##### RAW DATA
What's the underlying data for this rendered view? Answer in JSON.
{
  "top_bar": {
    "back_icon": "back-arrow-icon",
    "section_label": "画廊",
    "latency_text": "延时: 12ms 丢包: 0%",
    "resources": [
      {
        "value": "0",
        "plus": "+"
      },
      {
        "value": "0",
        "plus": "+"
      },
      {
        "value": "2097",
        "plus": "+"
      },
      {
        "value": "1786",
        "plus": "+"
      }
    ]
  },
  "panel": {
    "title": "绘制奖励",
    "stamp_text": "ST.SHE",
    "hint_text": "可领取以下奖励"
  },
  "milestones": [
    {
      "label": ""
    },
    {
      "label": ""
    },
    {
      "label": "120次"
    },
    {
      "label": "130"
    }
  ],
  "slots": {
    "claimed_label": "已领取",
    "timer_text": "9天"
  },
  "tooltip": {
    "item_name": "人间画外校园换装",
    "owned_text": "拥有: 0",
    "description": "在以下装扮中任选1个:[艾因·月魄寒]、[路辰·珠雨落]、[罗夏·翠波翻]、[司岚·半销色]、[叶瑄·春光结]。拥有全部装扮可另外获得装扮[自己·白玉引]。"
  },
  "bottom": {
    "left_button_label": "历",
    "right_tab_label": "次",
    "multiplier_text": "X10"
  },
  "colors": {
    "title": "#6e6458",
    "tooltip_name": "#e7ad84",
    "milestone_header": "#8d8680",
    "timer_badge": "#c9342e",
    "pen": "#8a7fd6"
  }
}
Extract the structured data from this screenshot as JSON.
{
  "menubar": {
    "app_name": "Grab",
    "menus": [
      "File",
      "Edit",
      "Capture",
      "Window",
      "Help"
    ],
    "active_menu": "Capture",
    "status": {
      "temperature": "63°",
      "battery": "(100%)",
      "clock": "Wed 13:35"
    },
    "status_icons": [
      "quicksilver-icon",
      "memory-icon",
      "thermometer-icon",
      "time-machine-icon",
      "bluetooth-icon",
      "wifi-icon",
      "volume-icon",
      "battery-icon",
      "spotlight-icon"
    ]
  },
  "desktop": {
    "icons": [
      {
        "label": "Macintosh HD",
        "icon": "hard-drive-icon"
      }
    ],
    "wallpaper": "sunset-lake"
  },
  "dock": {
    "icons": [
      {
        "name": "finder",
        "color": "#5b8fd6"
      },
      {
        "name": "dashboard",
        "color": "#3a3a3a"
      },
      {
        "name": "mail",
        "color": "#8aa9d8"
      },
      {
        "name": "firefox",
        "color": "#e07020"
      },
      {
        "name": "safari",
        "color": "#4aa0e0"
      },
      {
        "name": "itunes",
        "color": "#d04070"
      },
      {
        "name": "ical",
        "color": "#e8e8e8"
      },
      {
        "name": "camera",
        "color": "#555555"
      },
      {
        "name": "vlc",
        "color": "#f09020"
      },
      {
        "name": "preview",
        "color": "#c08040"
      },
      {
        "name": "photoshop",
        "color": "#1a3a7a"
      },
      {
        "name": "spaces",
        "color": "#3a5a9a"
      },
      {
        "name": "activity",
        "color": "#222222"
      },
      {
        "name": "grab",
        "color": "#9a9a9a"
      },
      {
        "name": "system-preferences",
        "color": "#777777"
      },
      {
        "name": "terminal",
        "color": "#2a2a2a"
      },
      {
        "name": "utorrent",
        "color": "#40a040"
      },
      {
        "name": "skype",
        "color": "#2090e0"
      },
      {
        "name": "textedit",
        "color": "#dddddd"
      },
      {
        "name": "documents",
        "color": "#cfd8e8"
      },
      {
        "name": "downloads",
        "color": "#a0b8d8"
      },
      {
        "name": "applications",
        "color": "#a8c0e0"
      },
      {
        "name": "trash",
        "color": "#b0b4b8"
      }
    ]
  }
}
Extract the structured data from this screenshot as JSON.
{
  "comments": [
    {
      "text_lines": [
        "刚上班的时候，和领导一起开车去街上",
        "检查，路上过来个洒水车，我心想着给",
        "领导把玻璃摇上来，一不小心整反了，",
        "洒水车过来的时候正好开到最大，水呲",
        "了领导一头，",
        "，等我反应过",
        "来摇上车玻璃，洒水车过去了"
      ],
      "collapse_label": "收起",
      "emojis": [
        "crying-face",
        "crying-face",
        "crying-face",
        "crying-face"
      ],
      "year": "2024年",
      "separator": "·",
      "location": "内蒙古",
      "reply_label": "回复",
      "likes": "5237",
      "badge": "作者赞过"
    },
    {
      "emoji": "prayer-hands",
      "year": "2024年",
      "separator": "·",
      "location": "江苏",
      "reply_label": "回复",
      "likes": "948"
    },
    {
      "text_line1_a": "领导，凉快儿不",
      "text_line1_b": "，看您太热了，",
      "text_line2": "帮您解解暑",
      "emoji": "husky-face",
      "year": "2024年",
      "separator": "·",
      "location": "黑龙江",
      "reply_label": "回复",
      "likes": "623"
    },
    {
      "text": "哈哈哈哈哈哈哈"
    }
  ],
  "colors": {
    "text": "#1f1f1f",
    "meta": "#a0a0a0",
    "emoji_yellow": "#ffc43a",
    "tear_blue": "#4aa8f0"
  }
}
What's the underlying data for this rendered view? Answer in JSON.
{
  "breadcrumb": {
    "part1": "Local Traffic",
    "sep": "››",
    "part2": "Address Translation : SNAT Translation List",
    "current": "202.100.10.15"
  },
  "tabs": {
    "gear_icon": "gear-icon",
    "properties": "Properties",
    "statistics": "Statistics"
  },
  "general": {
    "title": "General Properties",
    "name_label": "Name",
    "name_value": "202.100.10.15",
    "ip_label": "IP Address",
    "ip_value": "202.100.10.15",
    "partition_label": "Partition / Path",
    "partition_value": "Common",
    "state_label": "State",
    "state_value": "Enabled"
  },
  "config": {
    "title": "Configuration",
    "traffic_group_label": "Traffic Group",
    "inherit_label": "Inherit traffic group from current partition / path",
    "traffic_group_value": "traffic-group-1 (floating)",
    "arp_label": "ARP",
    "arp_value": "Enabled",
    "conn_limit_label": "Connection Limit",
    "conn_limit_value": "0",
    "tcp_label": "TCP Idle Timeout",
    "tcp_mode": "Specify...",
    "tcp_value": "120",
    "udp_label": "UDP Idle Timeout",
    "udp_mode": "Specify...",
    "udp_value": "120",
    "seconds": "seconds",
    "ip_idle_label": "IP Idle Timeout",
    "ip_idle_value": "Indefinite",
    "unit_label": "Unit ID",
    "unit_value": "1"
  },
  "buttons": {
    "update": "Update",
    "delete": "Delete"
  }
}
##########
_WHAT THE TASK REQUIRES:_ Reproduce the data in its entirety, matching each character.

_ANSWER BELOW:_
What's the underlying data for this rendered view? Answer in JSON.
{
  "top_bar": {
    "back_icon": "back-arrow-icon",
    "section_label": "画廊",
    "latency_text": "延时: 12ms 丢包: 0%",
    "resources": [
      {
        "value": "0",
        "plus": "+"
      },
      {
        "value": "0",
        "plus": "+"
      },
      {
        "value": "2097",
        "plus": "+"
      },
      {
        "value": "1786",
        "plus": "+"
      }
    ]
  },
  "panel": {
    "title": "绘制奖励",
    "stamp_text": "ST.SHE",
    "hint_text": "可领取以下奖励"
  },
  "milestones": [
    {
      "label": ""
    },
    {
      "label": ""
    },
    {
      "label": "120次"
    },
    {
      "label": "130"
    }
  ],
  "slots": {
    "claimed_label": "已领取",
    "timer_text": "9天"
  },
  "tooltip": {
    "item_name": "人间画外校园换装",
    "owned_text": "拥有: 0",
    "description": "在以下装扮中任选1个:[艾因·月魄寒]、[路辰·珠雨落]、[罗夏·翠波翻]、[司岚·半销色]、[叶瑄·春光结]。拥有全部装扮可另外获得装扮[自己·白玉引]。"
  },
  "bottom": {
    "left_button_label": "历",
    "right_tab_label": "次",
    "multiplier_text": "X10"
  },
  "colors": {
    "title": "#6e6458",
    "tooltip_name": "#e7ad84",
    "milestone_header": "#8d8680",
    "timer_badge": "#c9342e",
    "pen": "#8a7fd6"
  }
}
Extract the structured data from this screenshot as JSON.
{
  "menubar": {
    "app_name": "Grab",
    "menus": [
      "File",
      "Edit",
      "Capture",
      "Window",
      "Help"
    ],
    "active_menu": "Capture",
    "status": {
      "temperature": "63°",
      "battery": "(100%)",
      "clock": "Wed 13:35"
    },
    "status_icons": [
      "quicksilver-icon",
      "memory-icon",
      "thermometer-icon",
      "time-machine-icon",
      "bluetooth-icon",
      "wifi-icon",
      "volume-icon",
      "battery-icon",
      "spotlight-icon"
    ]
  },
  "desktop": {
    "icons": [
      {
        "label": "Macintosh HD",
        "icon": "hard-drive-icon"
      }
    ],
    "wallpaper": "sunset-lake"
  },
  "dock": {
    "icons": [
      {
        "name": "finder",
        "color": "#5b8fd6"
      },
      {
        "name": "dashboard",
        "color": "#3a3a3a"
      },
      {
        "name": "mail",
        "color": "#8aa9d8"
      },
      {
        "name": "firefox",
        "color": "#e07020"
      },
      {
        "name": "safari",
        "color": "#4aa0e0"
      },
      {
        "name": "itunes",
        "color": "#d04070"
      },
      {
        "name": "ical",
        "color": "#e8e8e8"
      },
      {
        "name": "camera",
        "color": "#555555"
      },
      {
        "name": "vlc",
        "color": "#f09020"
      },
      {
        "name": "preview",
        "color": "#c08040"
      },
      {
        "name": "photoshop",
        "color": "#1a3a7a"
      },
      {
        "name": "spaces",
        "color": "#3a5a9a"
      },
      {
        "name": "activity",
        "color": "#222222"
      },
      {
        "name": "grab",
        "color": "#9a9a9a"
      },
      {
        "name": "system-preferences",
        "color": "#777777"
      },
      {
        "name": "terminal",
        "color": "#2a2a2a"
      },
      {
        "name": "utorrent",
        "color": "#40a040"
      },
      {
        "name": "skype",
        "color": "#2090e0"
      },
      {
        "name": "textedit",
        "color": "#dddddd"
      },
      {
        "name": "documents",
        "color": "#cfd8e8"
      },
      {
        "name": "downloads",
        "color": "#a0b8d8"
      },
      {
        "name": "applications",
        "color": "#a8c0e0"
      },
      {
        "name": "trash",
        "color": "#b0b4b8"
      }
    ]
  }
}
Extract the structured data from this screenshot as JSON.
{
  "comments": [
    {
      "text_lines": [
        "刚上班的时候，和领导一起开车去街上",
        "检查，路上过来个洒水车，我心想着给",
        "领导把玻璃摇上来，一不小心整反了，",
        "洒水车过来的时候正好开到最大，水呲",
        "了领导一头，",
        "，等我反应过",
        "来摇上车玻璃，洒水车过去了"
      ],
      "collapse_label": "收起",
      "emojis": [
        "crying-face",
        "crying-face",
        "crying-face",
        "crying-face"
      ],
      "year": "2024年",
      "separator": "·",
      "location": "内蒙古",
      "reply_label": "回复",
      "likes": "5237",
      "badge": "作者赞过"
    },
    {
      "emoji": "prayer-hands",
      "year": "2024年",
      "separator": "·",
      "location": "江苏",
      "reply_label": "回复",
      "likes": "948"
    },
    {
      "text_line1_a": "领导，凉快儿不",
      "text_line1_b": "，看您太热了，",
      "text_line2": "帮您解解暑",
      "emoji": "husky-face",
      "year": "2024年",
      "separator": "·",
      "location": "黑龙江",
      "reply_label": "回复",
      "likes": "623"
    },
    {
      "text": "哈哈哈哈哈哈哈"
    }
  ],
  "colors": {
    "text": "#1f1f1f",
    "meta": "#a0a0a0",
    "emoji_yellow": "#ffc43a",
    "tear_blue": "#4aa8f0"
  }
}
What's the underlying data for this rendered view? Answer in JSON.
{
  "breadcrumb": {
    "part1": "Local Traffic",
    "sep": "››",
    "part2": "Address Translation : SNAT Translation List",
    "current": "202.100.10.15"
  },
  "tabs": {
    "gear_icon": "gear-icon",
    "properties": "Properties",
    "statistics": "Statistics"
  },
  "general": {
    "title": "General Properties",
    "name_label": "Name",
    "name_value": "202.100.10.15",
    "ip_label": "IP Address",
    "ip_value": "202.100.10.15",
    "partition_label": "Partition / Path",
    "partition_value": "Common",
    "state_label": "State",
    "state_value": "Enabled"
  },
  "config": {
    "title": "Configuration",
    "traffic_group_label": "Traffic Group",
    "inherit_label": "Inherit traffic group from current partition / path",
    "traffic_group_value": "traffic-group-1 (floating)",
    "arp_label": "ARP",
    "arp_value": "Enabled",
    "conn_limit_label": "Connection Limit",
    "conn_limit_value": "0",
    "tcp_label": "TCP Idle Timeout",
    "tcp_mode": "Specify...",
    "tcp_value": "120",
    "udp_label": "UDP Idle Timeout",
    "udp_mode": "Specify...",
    "udp_value": "120",
    "seconds": "seconds",
    "ip_idle_label": "IP Idle Timeout",
    "ip_idle_value": "Indefinite",
    "unit_label": "Unit ID",
    "unit_value": "1"
  },
  "buttons": {
    "update": "Update",
    "delete": "Delete"
  }
}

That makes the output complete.